◆ **TASK DESCRIPTION**
Each record that follows should be repeated exactly, minus any images.

------------------------------

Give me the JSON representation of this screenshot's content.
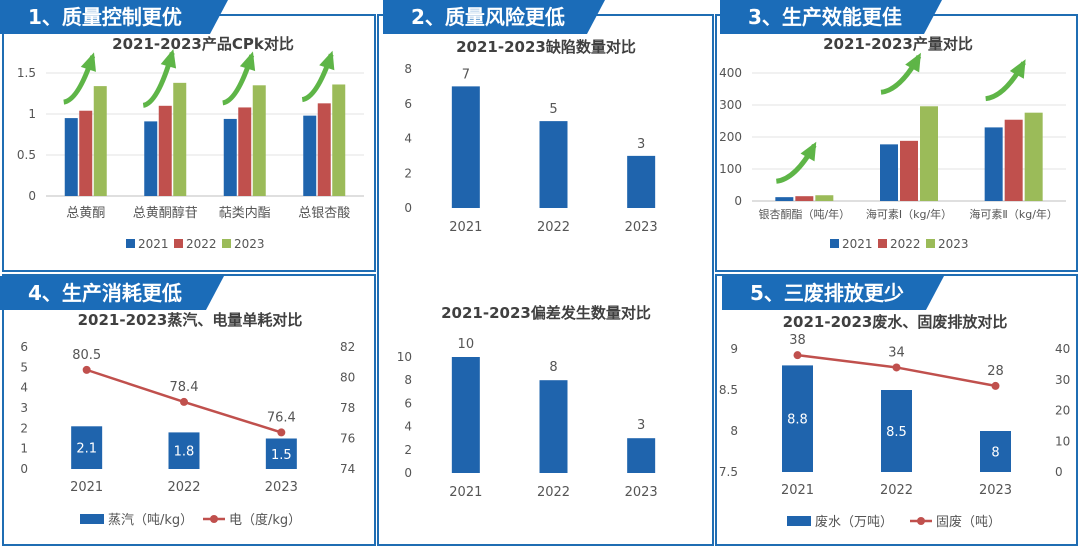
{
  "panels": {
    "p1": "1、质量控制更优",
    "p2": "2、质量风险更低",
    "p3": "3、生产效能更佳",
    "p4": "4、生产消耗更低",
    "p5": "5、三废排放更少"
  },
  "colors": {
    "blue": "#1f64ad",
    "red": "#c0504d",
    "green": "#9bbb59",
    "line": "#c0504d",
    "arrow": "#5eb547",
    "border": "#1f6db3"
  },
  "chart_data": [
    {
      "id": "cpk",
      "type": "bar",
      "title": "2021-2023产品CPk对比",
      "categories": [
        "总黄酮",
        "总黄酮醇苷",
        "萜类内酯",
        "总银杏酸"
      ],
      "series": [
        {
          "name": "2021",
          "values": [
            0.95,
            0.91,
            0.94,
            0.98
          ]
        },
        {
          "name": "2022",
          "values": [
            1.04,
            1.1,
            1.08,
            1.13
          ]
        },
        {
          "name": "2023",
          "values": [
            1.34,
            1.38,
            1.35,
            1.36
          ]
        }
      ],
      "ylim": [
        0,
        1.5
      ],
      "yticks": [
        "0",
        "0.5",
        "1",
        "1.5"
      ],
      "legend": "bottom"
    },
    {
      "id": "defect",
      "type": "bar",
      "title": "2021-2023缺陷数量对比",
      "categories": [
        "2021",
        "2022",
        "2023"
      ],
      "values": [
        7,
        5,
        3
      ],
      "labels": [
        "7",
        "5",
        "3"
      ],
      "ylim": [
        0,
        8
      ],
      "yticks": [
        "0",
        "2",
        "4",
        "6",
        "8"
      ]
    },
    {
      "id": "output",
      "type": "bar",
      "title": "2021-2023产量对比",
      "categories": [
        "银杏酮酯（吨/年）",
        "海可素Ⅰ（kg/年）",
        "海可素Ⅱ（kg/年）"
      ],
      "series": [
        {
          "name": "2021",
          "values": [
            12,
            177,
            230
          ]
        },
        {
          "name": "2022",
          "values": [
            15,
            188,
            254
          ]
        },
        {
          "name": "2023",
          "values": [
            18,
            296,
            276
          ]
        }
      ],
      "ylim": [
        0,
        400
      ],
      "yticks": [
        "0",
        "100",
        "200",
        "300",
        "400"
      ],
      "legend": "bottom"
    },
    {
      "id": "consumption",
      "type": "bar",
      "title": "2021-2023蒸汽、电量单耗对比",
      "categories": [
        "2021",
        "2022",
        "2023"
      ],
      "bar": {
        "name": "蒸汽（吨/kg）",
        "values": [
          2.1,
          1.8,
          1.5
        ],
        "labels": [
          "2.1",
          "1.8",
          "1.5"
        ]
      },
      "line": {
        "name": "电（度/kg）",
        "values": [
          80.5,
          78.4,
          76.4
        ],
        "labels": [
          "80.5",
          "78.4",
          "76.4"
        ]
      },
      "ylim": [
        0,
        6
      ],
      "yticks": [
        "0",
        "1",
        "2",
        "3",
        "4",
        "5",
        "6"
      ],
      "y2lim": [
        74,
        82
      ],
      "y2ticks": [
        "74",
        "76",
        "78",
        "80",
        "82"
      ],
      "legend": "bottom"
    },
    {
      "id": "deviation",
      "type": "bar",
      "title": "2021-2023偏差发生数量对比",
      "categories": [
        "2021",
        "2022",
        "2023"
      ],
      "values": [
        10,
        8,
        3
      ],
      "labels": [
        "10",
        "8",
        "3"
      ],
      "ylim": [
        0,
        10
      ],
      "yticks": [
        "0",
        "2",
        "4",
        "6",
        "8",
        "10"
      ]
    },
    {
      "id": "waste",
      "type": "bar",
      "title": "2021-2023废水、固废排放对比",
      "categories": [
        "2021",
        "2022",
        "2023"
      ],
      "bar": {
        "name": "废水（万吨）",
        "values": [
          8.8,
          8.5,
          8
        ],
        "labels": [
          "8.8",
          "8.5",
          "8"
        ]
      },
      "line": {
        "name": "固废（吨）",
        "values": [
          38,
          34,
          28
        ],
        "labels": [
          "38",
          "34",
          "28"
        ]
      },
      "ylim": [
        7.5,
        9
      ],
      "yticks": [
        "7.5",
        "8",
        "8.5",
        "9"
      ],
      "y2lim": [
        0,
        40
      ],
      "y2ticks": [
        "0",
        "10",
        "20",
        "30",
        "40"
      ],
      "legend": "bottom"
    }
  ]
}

------------------------------

◆ **ANSWER TO THE EXERCISE**
Give me the JSON representation of this screenshot's content.
{
  "panels": {
    "p1": "1、质量控制更优",
    "p2": "2、质量风险更低",
    "p3": "3、生产效能更佳",
    "p4": "4、生产消耗更低",
    "p5": "5、三废排放更少"
  },
  "colors": {
    "blue": "#1f64ad",
    "red": "#c0504d",
    "green": "#9bbb59",
    "line": "#c0504d",
    "arrow": "#5eb547",
    "border": "#1f6db3"
  },
  "chart_data": [
    {
      "id": "cpk",
      "type": "bar",
      "title": "2021-2023产品CPk对比",
      "categories": [
        "总黄酮",
        "总黄酮醇苷",
        "萜类内酯",
        "总银杏酸"
      ],
      "series": [
        {
          "name": "2021",
          "values": [
            0.95,
            0.91,
            0.94,
            0.98
          ]
        },
        {
          "name": "2022",
          "values": [
            1.04,
            1.1,
            1.08,
            1.13
          ]
        },
        {
          "name": "2023",
          "values": [
            1.34,
            1.38,
            1.35,
            1.36
          ]
        }
      ],
      "ylim": [
        0,
        1.5
      ],
      "yticks": [
        "0",
        "0.5",
        "1",
        "1.5"
      ],
      "legend": "bottom"
    },
    {
      "id": "defect",
      "type": "bar",
      "title": "2021-2023缺陷数量对比",
      "categories": [
        "2021",
        "2022",
        "2023"
      ],
      "values": [
        7,
        5,
        3
      ],
      "labels": [
        "7",
        "5",
        "3"
      ],
      "ylim": [
        0,
        8
      ],
      "yticks": [
        "0",
        "2",
        "4",
        "6",
        "8"
      ]
    },
    {
      "id": "output",
      "type": "bar",
      "title": "2021-2023产量对比",
      "categories": [
        "银杏酮酯（吨/年）",
        "海可素Ⅰ（kg/年）",
        "海可素Ⅱ（kg/年）"
      ],
      "series": [
        {
          "name": "2021",
          "values": [
            12,
            177,
            230
          ]
        },
        {
          "name": "2022",
          "values": [
            15,
            188,
            254
          ]
        },
        {
          "name": "2023",
          "values": [
            18,
            296,
            276
          ]
        }
      ],
      "ylim": [
        0,
        400
      ],
      "yticks": [
        "0",
        "100",
        "200",
        "300",
        "400"
      ],
      "legend": "bottom"
    },
    {
      "id": "consumption",
      "type": "bar",
      "title": "2021-2023蒸汽、电量单耗对比",
      "categories": [
        "2021",
        "2022",
        "2023"
      ],
      "bar": {
        "name": "蒸汽（吨/kg）",
        "values": [
          2.1,
          1.8,
          1.5
        ],
        "labels": [
          "2.1",
          "1.8",
          "1.5"
        ]
      },
      "line": {
        "name": "电（度/kg）",
        "values": [
          80.5,
          78.4,
          76.4
        ],
        "labels": [
          "80.5",
          "78.4",
          "76.4"
        ]
      },
      "ylim": [
        0,
        6
      ],
      "yticks": [
        "0",
        "1",
        "2",
        "3",
        "4",
        "5",
        "6"
      ],
      "y2lim": [
        74,
        82
      ],
      "y2ticks": [
        "74",
        "76",
        "78",
        "80",
        "82"
      ],
      "legend": "bottom"
    },
    {
      "id": "deviation",
      "type": "bar",
      "title": "2021-2023偏差发生数量对比",
      "categories": [
        "2021",
        "2022",
        "2023"
      ],
      "values": [
        10,
        8,
        3
      ],
      "labels": [
        "10",
        "8",
        "3"
      ],
      "ylim": [
        0,
        10
      ],
      "yticks": [
        "0",
        "2",
        "4",
        "6",
        "8",
        "10"
      ]
    },
    {
      "id": "waste",
      "type": "bar",
      "title": "2021-2023废水、固废排放对比",
      "categories": [
        "2021",
        "2022",
        "2023"
      ],
      "bar": {
        "name": "废水（万吨）",
        "values": [
          8.8,
          8.5,
          8
        ],
        "labels": [
          "8.8",
          "8.5",
          "8"
        ]
      },
      "line": {
        "name": "固废（吨）",
        "values": [
          38,
          34,
          28
        ],
        "labels": [
          "38",
          "34",
          "28"
        ]
      },
      "ylim": [
        7.5,
        9
      ],
      "yticks": [
        "7.5",
        "8",
        "8.5",
        "9"
      ],
      "y2lim": [
        0,
        40
      ],
      "y2ticks": [
        "0",
        "10",
        "20",
        "30",
        "40"
      ],
      "legend": "bottom"
    }
  ]
}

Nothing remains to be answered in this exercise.